--- EXERCISE DETAILS ---
Copy every line of the listing that holds the string "Freeform".

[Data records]

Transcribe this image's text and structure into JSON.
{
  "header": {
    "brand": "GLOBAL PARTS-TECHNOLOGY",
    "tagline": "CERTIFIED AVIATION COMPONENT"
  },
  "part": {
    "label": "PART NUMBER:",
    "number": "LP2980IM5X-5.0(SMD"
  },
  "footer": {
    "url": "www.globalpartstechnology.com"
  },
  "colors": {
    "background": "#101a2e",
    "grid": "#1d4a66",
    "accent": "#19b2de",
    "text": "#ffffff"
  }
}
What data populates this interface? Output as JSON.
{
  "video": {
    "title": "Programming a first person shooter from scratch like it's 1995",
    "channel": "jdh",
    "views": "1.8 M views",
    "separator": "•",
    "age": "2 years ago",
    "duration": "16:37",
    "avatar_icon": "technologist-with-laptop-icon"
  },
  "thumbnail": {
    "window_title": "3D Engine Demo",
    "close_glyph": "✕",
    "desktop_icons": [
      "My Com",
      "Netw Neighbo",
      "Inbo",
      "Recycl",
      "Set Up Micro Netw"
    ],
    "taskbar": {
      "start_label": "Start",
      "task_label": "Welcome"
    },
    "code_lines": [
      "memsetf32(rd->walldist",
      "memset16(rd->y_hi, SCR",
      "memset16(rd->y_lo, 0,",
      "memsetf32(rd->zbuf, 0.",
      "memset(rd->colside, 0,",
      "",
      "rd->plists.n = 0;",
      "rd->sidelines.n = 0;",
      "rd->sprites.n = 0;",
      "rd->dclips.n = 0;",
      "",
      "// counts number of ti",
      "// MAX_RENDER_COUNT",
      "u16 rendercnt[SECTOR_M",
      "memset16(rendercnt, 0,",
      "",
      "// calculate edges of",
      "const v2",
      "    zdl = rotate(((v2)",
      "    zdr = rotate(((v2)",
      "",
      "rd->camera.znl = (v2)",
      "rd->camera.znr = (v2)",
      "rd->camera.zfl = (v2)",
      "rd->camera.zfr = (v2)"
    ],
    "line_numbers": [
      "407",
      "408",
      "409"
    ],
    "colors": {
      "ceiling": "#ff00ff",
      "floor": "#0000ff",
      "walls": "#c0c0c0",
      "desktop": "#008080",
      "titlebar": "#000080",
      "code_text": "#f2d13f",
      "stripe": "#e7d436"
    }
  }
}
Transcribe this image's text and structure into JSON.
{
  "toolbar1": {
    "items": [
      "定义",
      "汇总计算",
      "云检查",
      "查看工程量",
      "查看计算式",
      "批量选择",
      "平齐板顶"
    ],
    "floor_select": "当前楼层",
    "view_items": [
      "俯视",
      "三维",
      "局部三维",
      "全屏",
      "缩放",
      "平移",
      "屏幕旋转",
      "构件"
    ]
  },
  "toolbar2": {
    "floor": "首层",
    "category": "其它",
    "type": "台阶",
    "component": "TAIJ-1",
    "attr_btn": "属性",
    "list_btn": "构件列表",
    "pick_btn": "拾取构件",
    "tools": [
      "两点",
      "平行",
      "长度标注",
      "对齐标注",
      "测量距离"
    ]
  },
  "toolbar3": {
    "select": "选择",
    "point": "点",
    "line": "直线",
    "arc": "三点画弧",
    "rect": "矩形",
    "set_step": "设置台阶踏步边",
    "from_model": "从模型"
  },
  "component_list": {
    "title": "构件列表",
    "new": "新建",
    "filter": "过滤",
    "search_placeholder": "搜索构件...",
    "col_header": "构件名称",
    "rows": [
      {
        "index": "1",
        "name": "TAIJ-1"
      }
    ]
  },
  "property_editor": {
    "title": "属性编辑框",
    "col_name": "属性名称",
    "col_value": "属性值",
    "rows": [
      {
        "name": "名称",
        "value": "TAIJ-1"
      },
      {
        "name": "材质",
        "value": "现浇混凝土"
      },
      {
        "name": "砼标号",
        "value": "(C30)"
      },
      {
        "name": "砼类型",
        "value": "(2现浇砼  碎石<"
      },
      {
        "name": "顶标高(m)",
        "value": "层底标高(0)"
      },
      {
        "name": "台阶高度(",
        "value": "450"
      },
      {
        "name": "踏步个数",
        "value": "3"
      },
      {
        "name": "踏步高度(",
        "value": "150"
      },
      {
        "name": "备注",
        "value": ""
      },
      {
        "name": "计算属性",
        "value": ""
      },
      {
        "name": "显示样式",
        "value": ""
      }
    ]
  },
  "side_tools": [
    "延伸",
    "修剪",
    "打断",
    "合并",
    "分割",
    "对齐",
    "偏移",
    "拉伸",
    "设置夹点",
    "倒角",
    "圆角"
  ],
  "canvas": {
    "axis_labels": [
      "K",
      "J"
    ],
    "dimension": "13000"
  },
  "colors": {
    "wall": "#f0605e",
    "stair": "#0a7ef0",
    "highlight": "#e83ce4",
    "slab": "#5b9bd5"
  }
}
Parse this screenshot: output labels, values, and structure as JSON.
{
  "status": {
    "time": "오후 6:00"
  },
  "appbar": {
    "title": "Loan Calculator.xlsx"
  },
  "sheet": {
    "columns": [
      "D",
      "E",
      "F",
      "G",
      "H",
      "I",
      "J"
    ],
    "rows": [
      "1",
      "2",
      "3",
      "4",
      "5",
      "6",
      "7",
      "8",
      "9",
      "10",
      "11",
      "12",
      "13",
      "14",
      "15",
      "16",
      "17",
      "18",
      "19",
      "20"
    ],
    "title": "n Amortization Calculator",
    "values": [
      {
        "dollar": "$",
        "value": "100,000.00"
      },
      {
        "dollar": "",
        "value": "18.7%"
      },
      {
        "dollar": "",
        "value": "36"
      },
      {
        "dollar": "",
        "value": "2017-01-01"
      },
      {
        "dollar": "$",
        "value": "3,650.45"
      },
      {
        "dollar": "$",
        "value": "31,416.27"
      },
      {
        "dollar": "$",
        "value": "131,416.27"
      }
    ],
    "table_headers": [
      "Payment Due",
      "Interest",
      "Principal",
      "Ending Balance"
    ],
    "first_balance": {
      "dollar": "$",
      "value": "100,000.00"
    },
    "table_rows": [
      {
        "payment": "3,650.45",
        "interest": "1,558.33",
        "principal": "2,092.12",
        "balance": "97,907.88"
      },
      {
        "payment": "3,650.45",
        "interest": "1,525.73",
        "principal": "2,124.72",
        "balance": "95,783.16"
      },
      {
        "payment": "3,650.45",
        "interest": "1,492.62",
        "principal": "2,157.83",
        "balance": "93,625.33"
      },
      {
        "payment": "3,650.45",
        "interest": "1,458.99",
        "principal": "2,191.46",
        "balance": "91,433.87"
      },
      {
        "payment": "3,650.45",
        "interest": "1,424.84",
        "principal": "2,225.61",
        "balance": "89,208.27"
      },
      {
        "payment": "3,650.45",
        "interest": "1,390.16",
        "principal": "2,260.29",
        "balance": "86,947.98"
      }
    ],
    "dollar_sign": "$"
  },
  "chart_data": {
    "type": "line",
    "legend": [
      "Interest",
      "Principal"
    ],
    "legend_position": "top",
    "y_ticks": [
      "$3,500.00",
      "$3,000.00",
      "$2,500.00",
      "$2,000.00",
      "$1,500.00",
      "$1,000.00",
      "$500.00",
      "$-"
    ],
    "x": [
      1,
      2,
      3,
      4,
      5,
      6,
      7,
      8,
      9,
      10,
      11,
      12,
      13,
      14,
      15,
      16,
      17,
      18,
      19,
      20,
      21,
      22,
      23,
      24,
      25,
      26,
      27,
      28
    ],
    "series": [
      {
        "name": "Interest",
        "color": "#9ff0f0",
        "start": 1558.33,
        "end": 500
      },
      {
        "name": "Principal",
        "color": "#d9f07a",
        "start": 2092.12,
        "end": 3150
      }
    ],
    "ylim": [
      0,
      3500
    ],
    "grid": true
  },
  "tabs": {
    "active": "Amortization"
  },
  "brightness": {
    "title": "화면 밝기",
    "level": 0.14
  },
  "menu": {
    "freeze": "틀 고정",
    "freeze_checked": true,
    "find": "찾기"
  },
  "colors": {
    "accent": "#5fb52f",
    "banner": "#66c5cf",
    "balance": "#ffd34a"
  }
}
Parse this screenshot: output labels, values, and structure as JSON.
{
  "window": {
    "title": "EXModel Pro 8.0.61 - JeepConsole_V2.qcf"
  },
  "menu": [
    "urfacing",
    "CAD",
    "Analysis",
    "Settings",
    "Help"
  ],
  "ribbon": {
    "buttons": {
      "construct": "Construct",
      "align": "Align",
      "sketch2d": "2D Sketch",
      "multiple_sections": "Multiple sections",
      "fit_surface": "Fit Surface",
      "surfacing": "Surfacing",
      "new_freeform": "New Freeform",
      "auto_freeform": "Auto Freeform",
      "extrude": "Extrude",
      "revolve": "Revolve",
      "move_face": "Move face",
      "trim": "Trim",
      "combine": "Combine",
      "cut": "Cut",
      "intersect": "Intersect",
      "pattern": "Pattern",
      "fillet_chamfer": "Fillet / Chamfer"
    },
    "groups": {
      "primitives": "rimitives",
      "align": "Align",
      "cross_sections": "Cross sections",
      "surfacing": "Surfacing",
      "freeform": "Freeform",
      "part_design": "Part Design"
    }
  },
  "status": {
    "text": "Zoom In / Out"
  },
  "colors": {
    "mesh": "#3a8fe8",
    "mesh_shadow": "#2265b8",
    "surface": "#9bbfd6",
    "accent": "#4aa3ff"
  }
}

--- FINAL RESULT ---
      "new_freeform": "New Freeform",
      "auto_freeform": "Auto Freeform",
      "freeform": "Freeform",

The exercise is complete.